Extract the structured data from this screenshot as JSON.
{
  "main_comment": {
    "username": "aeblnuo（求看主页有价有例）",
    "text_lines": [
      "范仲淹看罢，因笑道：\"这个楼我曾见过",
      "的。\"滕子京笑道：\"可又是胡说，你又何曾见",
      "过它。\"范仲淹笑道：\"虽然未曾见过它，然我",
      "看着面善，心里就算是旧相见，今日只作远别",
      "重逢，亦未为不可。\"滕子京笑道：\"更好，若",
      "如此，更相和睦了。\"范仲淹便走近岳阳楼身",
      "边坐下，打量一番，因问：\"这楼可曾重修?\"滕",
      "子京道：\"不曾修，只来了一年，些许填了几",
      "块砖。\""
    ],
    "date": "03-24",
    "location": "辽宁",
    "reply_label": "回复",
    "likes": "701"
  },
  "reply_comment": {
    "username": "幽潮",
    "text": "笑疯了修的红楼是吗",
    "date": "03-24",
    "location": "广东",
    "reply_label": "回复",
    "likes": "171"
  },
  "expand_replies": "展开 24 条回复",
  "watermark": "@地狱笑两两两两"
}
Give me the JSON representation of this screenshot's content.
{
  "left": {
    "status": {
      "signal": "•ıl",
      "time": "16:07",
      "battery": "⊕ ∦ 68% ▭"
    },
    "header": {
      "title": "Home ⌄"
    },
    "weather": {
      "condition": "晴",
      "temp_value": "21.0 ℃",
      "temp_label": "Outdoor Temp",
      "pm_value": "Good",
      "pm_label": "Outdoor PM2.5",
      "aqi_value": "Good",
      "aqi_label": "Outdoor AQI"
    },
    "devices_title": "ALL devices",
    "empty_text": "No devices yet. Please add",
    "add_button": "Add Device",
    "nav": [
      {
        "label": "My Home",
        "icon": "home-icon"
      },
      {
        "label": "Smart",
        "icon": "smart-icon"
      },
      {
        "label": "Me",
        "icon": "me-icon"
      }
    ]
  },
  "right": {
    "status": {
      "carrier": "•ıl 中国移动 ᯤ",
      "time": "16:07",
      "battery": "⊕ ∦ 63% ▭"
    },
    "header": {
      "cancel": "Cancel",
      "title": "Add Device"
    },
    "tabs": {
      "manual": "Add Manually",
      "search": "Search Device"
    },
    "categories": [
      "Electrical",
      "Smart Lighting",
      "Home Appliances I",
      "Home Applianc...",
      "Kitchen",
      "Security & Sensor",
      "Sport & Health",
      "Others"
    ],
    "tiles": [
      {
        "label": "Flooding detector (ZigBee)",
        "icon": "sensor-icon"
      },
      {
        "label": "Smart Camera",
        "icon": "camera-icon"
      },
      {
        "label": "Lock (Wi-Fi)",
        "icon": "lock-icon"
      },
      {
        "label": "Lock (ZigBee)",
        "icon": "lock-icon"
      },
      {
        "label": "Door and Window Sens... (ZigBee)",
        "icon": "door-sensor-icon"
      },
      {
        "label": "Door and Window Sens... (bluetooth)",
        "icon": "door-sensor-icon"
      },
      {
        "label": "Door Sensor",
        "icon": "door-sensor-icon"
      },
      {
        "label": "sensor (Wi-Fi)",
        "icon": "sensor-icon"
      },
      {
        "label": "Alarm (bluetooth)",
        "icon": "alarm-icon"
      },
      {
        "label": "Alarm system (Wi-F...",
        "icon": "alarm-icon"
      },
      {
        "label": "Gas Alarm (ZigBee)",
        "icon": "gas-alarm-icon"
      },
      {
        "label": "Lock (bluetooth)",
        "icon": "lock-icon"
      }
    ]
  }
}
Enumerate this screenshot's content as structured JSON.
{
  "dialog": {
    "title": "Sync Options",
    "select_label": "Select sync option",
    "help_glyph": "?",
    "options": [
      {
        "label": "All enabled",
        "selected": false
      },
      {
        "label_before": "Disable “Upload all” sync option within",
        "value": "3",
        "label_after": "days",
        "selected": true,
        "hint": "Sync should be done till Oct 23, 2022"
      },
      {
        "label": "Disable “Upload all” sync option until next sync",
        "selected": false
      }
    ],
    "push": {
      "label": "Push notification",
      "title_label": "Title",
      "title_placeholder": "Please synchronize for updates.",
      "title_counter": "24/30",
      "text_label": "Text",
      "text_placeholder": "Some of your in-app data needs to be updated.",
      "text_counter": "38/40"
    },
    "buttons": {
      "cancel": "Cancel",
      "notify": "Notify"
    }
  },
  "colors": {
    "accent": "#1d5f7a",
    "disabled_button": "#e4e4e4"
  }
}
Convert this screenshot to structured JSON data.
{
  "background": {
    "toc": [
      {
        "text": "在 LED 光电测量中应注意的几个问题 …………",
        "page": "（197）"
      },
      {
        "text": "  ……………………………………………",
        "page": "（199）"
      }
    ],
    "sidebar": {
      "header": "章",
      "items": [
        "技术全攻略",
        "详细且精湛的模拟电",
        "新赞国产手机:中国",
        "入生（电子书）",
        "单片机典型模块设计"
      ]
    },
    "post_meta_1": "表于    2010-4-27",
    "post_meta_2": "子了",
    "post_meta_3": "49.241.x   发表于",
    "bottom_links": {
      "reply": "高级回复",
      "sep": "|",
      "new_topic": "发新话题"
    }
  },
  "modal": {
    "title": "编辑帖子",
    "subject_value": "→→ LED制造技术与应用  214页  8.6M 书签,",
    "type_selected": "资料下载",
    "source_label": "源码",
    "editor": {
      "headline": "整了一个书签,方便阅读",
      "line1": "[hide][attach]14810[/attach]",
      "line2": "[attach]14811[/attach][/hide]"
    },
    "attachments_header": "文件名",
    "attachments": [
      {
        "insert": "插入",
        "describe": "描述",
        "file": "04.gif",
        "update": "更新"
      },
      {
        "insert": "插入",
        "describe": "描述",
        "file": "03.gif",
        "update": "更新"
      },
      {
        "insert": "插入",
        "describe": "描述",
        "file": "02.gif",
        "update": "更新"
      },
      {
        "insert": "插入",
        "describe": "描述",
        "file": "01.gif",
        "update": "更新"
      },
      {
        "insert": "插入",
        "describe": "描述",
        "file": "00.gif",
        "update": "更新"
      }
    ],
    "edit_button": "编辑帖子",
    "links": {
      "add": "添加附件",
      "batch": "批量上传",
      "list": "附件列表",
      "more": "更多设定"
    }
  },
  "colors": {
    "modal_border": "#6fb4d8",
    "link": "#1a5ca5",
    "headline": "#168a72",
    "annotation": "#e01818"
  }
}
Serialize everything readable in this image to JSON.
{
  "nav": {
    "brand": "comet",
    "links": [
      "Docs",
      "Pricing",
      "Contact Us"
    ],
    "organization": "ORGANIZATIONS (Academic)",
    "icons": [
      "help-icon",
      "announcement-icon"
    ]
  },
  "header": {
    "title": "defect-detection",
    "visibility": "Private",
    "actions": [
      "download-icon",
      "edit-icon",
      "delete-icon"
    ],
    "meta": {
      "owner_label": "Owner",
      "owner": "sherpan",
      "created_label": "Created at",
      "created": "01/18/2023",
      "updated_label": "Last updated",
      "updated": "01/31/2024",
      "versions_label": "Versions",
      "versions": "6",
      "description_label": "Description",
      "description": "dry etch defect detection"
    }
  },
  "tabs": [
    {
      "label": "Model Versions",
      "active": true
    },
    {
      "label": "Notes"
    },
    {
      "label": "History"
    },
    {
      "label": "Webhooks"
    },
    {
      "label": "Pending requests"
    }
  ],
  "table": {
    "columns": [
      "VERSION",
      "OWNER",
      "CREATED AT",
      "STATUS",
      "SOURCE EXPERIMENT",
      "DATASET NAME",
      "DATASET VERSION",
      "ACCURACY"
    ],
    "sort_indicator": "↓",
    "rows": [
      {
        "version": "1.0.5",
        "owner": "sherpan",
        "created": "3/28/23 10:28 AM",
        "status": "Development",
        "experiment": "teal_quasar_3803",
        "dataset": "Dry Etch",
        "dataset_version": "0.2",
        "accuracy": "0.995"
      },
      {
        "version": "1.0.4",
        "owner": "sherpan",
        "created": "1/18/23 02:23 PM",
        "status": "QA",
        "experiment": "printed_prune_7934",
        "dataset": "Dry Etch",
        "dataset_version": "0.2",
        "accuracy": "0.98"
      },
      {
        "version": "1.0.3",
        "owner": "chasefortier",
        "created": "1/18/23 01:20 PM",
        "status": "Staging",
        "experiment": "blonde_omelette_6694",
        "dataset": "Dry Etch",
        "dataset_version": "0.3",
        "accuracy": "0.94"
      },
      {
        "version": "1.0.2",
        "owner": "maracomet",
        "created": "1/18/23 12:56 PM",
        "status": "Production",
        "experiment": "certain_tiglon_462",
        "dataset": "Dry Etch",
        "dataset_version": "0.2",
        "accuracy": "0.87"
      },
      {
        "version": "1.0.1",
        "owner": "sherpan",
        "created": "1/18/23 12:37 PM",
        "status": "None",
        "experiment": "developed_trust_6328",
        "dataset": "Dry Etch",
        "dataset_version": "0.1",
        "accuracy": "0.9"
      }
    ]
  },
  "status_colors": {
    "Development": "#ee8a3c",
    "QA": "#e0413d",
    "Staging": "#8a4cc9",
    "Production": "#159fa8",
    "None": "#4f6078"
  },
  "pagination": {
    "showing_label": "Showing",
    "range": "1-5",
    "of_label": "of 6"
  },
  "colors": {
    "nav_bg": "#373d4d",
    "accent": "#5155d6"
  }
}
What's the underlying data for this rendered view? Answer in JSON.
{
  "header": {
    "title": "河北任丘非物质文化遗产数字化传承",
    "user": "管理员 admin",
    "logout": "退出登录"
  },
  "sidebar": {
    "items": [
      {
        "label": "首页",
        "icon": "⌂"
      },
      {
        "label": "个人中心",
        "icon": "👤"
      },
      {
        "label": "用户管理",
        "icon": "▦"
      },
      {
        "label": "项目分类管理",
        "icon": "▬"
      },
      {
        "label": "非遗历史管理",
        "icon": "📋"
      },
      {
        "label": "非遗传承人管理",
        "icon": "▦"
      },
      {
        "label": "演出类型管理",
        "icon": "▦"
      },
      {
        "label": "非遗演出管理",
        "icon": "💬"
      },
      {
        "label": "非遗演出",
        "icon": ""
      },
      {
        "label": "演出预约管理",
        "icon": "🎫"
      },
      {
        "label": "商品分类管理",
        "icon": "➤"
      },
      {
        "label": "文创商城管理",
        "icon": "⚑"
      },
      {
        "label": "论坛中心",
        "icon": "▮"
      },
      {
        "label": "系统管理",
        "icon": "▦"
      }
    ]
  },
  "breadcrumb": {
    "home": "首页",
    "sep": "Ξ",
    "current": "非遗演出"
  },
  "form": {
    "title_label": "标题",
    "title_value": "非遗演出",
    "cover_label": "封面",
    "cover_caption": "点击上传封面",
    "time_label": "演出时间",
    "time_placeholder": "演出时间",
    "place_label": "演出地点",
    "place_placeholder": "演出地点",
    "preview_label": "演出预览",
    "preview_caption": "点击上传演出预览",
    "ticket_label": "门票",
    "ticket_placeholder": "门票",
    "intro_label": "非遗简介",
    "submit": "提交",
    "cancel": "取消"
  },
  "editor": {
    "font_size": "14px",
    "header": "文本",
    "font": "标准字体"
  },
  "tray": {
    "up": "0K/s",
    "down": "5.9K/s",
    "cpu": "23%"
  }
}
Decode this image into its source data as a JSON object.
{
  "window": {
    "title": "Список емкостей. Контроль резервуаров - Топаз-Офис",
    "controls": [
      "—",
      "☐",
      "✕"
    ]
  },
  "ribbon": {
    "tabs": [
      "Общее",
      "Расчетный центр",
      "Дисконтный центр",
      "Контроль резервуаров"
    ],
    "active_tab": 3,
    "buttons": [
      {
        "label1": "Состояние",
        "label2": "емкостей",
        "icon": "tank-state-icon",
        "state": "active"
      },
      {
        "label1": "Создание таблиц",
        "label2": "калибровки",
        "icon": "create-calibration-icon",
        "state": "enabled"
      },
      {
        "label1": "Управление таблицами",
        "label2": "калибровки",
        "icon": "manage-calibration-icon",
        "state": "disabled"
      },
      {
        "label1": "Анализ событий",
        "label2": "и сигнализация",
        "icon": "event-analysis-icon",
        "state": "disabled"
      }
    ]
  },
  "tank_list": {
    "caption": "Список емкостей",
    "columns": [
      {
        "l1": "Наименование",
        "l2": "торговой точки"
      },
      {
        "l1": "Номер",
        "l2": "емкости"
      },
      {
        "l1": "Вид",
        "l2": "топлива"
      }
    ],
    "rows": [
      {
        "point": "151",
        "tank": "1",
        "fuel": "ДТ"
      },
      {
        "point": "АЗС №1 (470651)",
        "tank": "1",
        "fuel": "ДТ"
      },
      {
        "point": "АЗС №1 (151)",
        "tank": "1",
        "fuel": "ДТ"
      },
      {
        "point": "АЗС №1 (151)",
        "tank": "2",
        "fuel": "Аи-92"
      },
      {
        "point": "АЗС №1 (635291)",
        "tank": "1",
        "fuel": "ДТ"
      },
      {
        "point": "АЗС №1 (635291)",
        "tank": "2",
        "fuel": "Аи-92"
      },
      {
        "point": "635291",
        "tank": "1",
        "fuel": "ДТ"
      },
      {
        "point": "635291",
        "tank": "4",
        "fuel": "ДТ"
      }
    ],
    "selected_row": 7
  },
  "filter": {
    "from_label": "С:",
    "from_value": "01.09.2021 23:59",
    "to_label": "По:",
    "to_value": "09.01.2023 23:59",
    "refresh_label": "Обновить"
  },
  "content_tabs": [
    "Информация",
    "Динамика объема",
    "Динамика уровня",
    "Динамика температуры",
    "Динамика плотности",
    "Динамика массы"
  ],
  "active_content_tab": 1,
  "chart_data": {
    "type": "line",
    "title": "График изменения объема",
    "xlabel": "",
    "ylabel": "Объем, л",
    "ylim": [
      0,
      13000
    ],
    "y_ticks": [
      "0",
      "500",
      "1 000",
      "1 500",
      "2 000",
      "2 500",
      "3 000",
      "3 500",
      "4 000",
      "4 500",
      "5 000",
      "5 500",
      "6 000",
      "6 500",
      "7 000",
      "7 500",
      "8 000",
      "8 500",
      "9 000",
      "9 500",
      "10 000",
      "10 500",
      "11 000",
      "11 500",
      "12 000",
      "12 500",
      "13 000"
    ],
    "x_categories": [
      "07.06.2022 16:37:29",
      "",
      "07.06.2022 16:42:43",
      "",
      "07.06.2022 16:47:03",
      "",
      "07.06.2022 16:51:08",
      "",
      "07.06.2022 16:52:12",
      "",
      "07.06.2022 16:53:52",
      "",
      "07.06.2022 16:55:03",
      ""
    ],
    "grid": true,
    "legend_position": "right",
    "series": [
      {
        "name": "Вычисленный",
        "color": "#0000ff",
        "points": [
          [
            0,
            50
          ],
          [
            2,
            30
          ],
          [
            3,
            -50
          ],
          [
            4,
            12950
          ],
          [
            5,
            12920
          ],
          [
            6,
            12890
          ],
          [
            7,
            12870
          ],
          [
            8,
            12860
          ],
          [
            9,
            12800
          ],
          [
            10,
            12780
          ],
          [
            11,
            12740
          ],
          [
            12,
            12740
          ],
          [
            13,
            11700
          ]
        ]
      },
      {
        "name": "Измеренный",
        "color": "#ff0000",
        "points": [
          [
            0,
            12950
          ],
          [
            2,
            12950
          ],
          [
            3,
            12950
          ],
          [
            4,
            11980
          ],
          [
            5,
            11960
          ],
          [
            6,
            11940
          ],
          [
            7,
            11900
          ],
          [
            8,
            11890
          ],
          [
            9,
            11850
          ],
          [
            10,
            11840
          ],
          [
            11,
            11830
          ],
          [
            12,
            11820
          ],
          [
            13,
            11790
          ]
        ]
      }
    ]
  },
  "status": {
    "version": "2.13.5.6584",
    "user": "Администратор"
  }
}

● **Instruction**: Pick each line holding the word "this" out of the listing.

● **Written solution**:
Extract the structured data from this screenshot as JSON.
Give me the JSON representation of this screenshot's content.
Enumerate this screenshot's content as structured JSON.
Convert this screenshot to structured JSON data.
Serialize everything readable in this image to JSON.
What's the underlying data for this rendered view? Answer in JSON.
Decode this image into its source data as a JSON object.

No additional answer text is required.